- [Records shown]:
★ ★ ★ ★
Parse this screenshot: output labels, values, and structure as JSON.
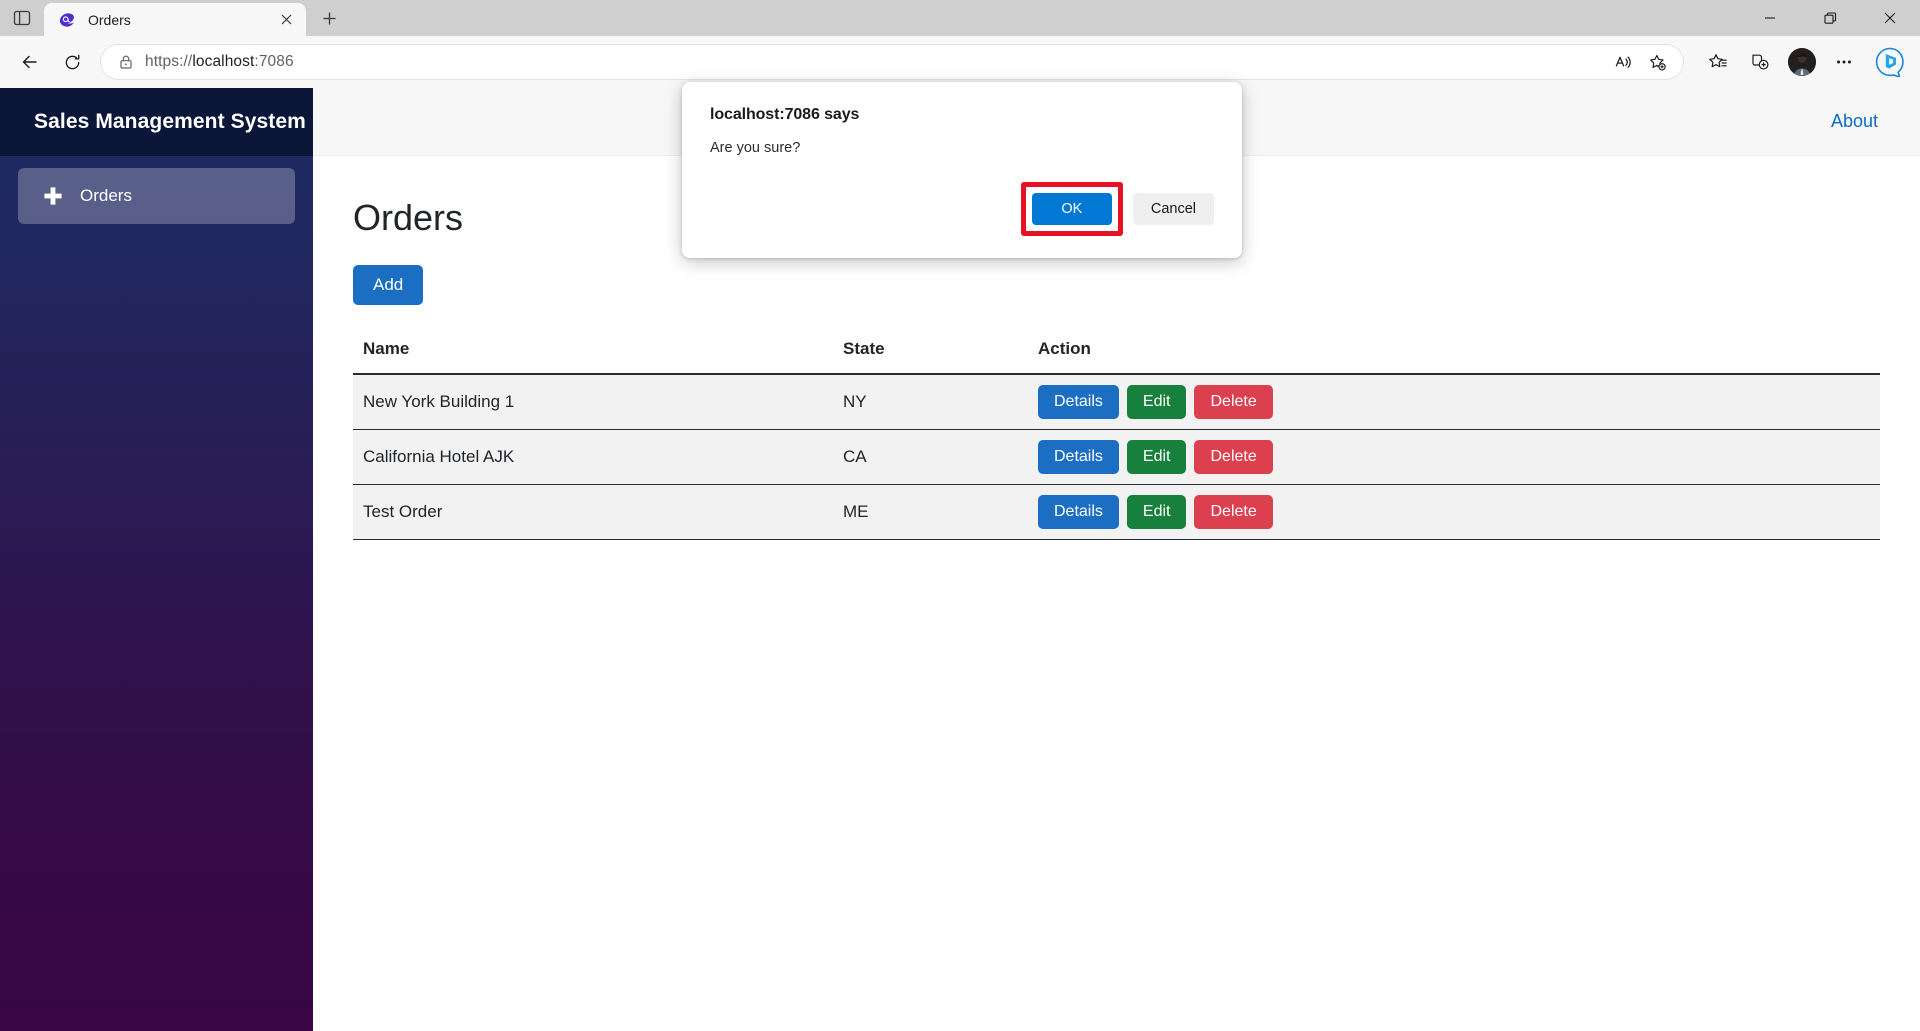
{
  "browser": {
    "tab_sidebar_icon": "tab-sidebar-icon",
    "tab": {
      "favicon": "blazor-favicon",
      "title": "Orders",
      "close_icon": "close-icon"
    },
    "new_tab_icon": "plus-icon",
    "window_controls": {
      "minimize_icon": "minimize-icon",
      "restore_icon": "restore-icon",
      "close_icon": "window-close-icon"
    },
    "toolbar": {
      "back_icon": "back-arrow-icon",
      "refresh_icon": "refresh-icon",
      "lock_icon": "lock-icon",
      "url_scheme": "https://",
      "url_host": "localhost",
      "url_port": ":7086",
      "url_full": "https://localhost:7086",
      "read_aloud_icon": "read-aloud-icon",
      "add_favorite_icon": "add-favorite-star-icon",
      "favorites_icon": "favorites-list-icon",
      "collections_icon": "collections-icon",
      "profile_icon": "profile-avatar",
      "settings_icon": "more-options-icon",
      "copilot_icon": "bing-copilot-icon"
    }
  },
  "sidebar": {
    "brand": "Sales Management System",
    "items": [
      {
        "label": "Orders",
        "icon": "plus-icon"
      }
    ]
  },
  "topbar": {
    "about_label": "About"
  },
  "page": {
    "title": "Orders",
    "add_button": "Add",
    "table": {
      "headers": [
        "Name",
        "State",
        "Action"
      ],
      "rows": [
        {
          "name": "New York Building 1",
          "state": "NY",
          "actions": [
            "Details",
            "Edit",
            "Delete"
          ]
        },
        {
          "name": "California Hotel AJK",
          "state": "CA",
          "actions": [
            "Details",
            "Edit",
            "Delete"
          ]
        },
        {
          "name": "Test Order",
          "state": "ME",
          "actions": [
            "Details",
            "Edit",
            "Delete"
          ]
        }
      ]
    }
  },
  "dialog": {
    "heading": "localhost:7086 says",
    "message": "Are you sure?",
    "ok_label": "OK",
    "cancel_label": "Cancel",
    "highlight_color": "#e81123"
  },
  "colors": {
    "primary_blue": "#1b6ec2",
    "edit_green": "#17803d",
    "delete_red": "#dc3f4e",
    "dialog_blue": "#0078d4",
    "sidebar_top": "#1b2a63",
    "sidebar_bottom": "#3a0644",
    "sidebar_header": "#0b1638",
    "about_link": "#0a6cc4"
  }
}
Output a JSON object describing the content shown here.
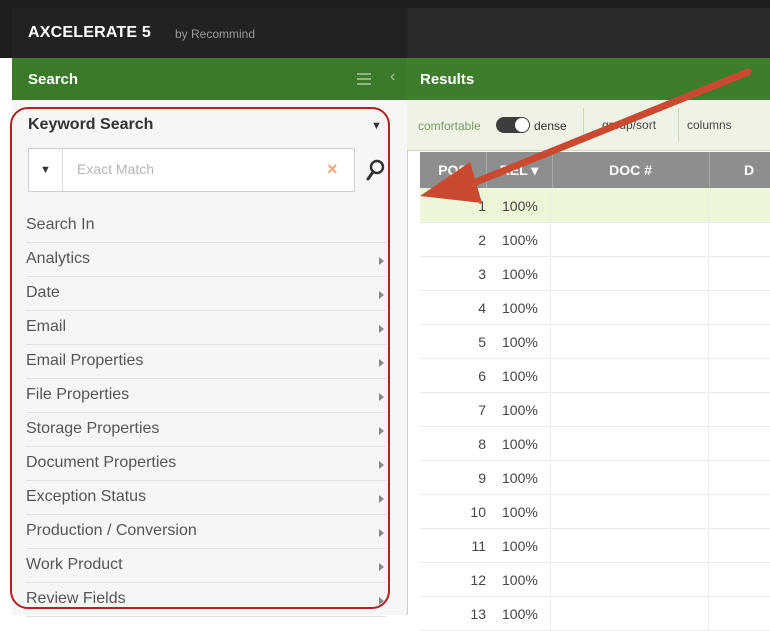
★ ★ ★ ★
- [Brief]: Set each line of the records down exactly, leaving every picture out.

- [Result for this exercise]:
Parse this screenshot: output labels, values, and structure as JSON.
{
  "browser": {
    "tab_sidebar_icon": "tab-sidebar-icon",
    "tab": {
      "favicon": "blazor-favicon",
      "title": "Orders",
      "close_icon": "close-icon"
    },
    "new_tab_icon": "plus-icon",
    "window_controls": {
      "minimize_icon": "minimize-icon",
      "restore_icon": "restore-icon",
      "close_icon": "window-close-icon"
    },
    "toolbar": {
      "back_icon": "back-arrow-icon",
      "refresh_icon": "refresh-icon",
      "lock_icon": "lock-icon",
      "url_scheme": "https://",
      "url_host": "localhost",
      "url_port": ":7086",
      "url_full": "https://localhost:7086",
      "read_aloud_icon": "read-aloud-icon",
      "add_favorite_icon": "add-favorite-star-icon",
      "favorites_icon": "favorites-list-icon",
      "collections_icon": "collections-icon",
      "profile_icon": "profile-avatar",
      "settings_icon": "more-options-icon",
      "copilot_icon": "bing-copilot-icon"
    }
  },
  "sidebar": {
    "brand": "Sales Management System",
    "items": [
      {
        "label": "Orders",
        "icon": "plus-icon"
      }
    ]
  },
  "topbar": {
    "about_label": "About"
  },
  "page": {
    "title": "Orders",
    "add_button": "Add",
    "table": {
      "headers": [
        "Name",
        "State",
        "Action"
      ],
      "rows": [
        {
          "name": "New York Building 1",
          "state": "NY",
          "actions": [
            "Details",
            "Edit",
            "Delete"
          ]
        },
        {
          "name": "California Hotel AJK",
          "state": "CA",
          "actions": [
            "Details",
            "Edit",
            "Delete"
          ]
        },
        {
          "name": "Test Order",
          "state": "ME",
          "actions": [
            "Details",
            "Edit",
            "Delete"
          ]
        }
      ]
    }
  },
  "dialog": {
    "heading": "localhost:7086 says",
    "message": "Are you sure?",
    "ok_label": "OK",
    "cancel_label": "Cancel",
    "highlight_color": "#e81123"
  },
  "colors": {
    "primary_blue": "#1b6ec2",
    "edit_green": "#17803d",
    "delete_red": "#dc3f4e",
    "dialog_blue": "#0078d4",
    "sidebar_top": "#1b2a63",
    "sidebar_bottom": "#3a0644",
    "sidebar_header": "#0b1638",
    "about_link": "#0a6cc4"
  }
}
Output a JSON object describing the content shown here.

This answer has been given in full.